▸ **Task statement**
Copy each line of the records that contains the word "Electronic".

▸ **Input for this task**

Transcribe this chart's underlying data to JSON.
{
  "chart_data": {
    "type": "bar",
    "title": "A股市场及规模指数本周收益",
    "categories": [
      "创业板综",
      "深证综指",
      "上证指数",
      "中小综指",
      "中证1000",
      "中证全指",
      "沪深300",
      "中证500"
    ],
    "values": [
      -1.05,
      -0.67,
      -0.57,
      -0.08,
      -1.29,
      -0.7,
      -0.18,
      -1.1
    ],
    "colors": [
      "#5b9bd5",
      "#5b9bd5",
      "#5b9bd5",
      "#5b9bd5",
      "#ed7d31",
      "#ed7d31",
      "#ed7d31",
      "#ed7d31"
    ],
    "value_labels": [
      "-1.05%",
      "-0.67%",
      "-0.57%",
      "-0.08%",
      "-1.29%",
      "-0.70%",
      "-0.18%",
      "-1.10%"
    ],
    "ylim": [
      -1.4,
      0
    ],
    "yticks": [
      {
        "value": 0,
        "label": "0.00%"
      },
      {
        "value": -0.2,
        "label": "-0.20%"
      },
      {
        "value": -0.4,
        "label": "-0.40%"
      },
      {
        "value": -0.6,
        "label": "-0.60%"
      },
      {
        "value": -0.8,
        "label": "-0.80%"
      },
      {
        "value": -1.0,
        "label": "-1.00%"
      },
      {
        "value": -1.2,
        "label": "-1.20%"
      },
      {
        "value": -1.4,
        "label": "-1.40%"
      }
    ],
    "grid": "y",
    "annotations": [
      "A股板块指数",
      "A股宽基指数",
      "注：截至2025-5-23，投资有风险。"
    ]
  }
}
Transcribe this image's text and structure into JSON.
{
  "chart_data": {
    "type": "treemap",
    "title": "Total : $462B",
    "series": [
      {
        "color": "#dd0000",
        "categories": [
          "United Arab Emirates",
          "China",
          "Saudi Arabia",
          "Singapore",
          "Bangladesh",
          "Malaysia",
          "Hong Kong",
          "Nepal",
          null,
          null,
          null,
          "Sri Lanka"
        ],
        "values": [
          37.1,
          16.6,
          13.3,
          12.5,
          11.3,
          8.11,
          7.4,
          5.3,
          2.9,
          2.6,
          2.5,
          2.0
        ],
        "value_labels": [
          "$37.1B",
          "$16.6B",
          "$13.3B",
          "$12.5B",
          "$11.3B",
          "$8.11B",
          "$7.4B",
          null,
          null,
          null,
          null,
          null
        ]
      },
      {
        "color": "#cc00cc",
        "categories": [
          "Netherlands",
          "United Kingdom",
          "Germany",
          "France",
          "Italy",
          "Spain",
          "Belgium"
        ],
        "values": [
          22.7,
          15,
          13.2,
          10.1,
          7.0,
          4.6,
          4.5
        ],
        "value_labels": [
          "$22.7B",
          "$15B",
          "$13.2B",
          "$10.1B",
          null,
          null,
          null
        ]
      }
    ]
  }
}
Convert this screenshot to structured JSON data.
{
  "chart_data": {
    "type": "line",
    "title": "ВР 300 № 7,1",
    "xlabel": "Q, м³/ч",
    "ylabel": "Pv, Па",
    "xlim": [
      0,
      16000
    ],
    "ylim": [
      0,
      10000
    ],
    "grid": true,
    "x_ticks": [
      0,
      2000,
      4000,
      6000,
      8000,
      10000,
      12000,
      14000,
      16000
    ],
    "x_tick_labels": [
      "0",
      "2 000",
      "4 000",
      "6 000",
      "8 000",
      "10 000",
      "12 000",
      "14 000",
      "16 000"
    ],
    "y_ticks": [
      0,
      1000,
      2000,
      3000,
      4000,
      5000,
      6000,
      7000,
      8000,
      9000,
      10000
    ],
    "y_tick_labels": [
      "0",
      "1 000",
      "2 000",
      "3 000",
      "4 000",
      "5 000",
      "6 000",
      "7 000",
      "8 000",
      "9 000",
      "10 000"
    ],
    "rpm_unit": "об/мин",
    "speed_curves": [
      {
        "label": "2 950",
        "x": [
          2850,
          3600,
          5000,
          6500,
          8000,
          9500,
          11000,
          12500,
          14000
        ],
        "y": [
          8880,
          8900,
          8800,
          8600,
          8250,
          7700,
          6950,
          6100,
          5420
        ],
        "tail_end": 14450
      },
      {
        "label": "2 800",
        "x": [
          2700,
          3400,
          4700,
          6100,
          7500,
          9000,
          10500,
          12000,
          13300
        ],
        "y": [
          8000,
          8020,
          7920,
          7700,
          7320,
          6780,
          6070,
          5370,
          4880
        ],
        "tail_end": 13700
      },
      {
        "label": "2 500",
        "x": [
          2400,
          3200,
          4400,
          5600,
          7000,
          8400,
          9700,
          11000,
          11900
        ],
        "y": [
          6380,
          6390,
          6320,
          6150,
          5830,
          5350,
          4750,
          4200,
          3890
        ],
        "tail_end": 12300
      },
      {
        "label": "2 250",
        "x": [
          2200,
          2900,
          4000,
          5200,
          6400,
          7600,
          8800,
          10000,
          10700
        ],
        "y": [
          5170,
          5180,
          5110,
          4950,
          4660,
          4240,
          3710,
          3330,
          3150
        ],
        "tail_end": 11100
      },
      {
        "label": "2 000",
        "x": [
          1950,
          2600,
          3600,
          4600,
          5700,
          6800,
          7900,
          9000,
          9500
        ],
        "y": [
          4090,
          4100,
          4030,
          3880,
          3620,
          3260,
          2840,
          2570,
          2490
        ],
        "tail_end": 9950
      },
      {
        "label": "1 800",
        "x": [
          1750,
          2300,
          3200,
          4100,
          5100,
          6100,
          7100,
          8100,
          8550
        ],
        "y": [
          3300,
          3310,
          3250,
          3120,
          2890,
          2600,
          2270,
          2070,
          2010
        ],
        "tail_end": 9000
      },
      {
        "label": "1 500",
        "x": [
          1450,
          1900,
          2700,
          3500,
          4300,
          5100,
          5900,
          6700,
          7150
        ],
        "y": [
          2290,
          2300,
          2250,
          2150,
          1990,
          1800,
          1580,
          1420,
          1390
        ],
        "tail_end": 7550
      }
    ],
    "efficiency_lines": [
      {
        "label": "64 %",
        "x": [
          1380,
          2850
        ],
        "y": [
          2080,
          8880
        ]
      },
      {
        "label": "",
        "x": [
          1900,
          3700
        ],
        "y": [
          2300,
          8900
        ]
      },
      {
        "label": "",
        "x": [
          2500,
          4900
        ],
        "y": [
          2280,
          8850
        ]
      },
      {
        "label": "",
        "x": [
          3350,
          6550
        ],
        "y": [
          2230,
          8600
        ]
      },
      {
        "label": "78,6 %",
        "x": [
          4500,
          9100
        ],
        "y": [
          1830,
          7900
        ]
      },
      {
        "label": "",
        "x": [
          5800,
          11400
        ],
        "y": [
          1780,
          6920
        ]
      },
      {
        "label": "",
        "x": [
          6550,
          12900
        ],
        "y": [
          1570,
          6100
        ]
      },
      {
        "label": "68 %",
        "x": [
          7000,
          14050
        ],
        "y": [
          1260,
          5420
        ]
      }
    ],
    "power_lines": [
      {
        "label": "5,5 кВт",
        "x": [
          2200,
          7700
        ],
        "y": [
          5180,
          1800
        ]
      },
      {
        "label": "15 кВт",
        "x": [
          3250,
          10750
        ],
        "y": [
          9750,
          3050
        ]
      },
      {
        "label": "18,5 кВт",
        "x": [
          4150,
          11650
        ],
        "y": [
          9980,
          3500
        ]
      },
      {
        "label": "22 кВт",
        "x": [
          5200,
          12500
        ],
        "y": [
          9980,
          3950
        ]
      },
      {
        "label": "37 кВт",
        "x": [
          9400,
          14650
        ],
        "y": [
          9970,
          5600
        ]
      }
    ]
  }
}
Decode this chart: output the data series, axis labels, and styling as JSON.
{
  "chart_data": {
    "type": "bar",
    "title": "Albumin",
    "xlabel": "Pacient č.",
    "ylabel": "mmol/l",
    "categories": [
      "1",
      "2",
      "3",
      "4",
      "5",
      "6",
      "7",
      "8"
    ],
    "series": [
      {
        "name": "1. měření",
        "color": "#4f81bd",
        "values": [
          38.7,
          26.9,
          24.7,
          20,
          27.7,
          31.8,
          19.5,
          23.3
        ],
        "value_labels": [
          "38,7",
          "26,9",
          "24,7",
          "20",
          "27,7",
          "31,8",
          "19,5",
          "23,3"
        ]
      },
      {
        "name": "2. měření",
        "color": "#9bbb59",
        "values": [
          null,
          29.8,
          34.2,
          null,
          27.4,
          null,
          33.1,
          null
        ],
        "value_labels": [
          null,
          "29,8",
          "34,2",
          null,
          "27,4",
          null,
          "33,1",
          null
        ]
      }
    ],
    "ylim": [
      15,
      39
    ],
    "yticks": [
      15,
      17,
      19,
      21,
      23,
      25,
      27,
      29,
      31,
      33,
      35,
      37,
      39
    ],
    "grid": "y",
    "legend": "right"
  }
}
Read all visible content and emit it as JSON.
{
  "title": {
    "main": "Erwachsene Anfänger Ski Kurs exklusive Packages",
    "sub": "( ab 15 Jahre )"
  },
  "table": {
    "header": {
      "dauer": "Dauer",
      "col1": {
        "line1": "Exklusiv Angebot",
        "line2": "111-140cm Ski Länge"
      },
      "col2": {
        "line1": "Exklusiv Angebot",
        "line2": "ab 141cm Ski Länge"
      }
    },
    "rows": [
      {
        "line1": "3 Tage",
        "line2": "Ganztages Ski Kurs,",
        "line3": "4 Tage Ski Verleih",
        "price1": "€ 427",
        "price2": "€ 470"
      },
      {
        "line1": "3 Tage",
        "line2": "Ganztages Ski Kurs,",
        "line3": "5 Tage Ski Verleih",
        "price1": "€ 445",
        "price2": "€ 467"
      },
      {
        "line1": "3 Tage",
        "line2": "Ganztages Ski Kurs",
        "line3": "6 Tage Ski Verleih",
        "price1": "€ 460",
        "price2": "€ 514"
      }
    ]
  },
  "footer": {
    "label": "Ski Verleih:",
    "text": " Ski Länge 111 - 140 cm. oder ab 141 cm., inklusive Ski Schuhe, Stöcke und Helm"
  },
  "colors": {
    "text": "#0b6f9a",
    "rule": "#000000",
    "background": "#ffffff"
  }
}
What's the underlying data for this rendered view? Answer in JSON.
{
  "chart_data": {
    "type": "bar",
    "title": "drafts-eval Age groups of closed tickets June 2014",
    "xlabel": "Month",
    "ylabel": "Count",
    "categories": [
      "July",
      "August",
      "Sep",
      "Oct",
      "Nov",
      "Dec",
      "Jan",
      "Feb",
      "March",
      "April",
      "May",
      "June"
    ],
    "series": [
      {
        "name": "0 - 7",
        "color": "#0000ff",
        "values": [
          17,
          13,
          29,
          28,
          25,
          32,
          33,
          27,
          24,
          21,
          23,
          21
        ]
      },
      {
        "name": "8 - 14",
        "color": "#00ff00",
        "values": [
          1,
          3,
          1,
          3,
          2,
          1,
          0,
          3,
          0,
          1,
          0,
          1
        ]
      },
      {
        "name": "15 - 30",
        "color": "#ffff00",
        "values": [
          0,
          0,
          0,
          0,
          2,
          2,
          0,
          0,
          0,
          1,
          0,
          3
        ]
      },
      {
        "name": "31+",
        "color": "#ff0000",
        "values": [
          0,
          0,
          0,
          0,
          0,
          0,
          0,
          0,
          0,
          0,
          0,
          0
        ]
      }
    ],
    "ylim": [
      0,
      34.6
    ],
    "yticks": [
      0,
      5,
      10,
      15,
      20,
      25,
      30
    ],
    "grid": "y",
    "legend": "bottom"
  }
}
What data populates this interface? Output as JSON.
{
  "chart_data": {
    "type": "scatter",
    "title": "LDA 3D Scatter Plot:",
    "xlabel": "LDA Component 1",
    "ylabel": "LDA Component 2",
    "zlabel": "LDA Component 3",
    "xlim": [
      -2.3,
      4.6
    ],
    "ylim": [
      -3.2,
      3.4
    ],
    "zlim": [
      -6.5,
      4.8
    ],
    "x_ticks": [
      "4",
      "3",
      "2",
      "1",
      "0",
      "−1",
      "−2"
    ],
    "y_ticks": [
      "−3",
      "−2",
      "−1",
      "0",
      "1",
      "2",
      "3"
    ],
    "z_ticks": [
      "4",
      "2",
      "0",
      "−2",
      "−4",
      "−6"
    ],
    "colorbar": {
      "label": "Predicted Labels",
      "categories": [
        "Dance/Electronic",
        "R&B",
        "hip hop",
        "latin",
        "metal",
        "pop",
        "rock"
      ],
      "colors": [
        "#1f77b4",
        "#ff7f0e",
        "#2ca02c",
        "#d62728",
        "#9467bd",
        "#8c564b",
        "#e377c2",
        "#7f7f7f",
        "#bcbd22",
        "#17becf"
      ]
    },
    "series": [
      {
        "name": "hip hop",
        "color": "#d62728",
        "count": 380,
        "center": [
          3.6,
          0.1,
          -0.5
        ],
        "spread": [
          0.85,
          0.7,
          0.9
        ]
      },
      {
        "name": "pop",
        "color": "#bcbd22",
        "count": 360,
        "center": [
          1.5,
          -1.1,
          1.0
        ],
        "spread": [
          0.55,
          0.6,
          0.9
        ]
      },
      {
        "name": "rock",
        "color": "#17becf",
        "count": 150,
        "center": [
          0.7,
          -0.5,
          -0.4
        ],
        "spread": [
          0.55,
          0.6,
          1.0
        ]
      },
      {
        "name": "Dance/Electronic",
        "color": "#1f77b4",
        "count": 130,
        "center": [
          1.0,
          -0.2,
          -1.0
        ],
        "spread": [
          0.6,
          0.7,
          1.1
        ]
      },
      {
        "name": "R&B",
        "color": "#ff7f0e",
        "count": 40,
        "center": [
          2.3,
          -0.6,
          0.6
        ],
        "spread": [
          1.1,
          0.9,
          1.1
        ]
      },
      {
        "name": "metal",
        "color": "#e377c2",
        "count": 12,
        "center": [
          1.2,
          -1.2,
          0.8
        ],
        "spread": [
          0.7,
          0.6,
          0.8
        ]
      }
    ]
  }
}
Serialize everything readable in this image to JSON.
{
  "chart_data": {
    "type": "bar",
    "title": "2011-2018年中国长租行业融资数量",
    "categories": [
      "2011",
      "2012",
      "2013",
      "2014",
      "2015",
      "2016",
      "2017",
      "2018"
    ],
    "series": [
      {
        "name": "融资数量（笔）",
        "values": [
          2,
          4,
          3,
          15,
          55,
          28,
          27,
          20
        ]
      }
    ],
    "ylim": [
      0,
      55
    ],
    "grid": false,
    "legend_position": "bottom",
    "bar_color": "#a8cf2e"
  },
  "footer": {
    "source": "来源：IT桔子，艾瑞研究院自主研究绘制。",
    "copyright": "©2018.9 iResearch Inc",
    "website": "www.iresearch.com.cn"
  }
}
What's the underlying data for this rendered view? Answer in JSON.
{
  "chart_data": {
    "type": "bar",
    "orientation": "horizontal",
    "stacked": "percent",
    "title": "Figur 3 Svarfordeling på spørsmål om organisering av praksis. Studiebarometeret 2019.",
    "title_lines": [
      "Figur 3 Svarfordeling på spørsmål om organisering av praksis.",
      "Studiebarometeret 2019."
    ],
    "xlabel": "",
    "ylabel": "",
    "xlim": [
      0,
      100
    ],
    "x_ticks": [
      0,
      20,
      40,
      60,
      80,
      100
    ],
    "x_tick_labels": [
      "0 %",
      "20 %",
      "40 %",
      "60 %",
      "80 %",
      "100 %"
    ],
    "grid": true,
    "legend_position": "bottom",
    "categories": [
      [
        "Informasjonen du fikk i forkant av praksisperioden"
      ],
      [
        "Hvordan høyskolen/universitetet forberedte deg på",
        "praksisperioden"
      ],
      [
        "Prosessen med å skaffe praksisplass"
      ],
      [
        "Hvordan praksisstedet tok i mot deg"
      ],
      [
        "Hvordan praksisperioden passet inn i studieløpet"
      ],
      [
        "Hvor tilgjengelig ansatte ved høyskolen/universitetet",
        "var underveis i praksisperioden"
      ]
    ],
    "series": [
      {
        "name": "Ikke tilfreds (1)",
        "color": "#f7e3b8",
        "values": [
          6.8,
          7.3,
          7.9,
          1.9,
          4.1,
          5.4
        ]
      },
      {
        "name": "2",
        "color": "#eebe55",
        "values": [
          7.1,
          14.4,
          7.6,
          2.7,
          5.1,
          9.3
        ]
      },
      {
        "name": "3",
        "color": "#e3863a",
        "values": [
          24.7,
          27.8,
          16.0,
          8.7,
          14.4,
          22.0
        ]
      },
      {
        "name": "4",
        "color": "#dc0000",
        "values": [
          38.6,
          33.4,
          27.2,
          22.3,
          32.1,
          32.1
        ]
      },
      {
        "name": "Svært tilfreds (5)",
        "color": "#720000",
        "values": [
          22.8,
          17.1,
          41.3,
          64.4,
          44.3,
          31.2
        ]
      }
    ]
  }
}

▸ **Response below**
        "Dance/Electronic",
        "name": "Dance/Electronic",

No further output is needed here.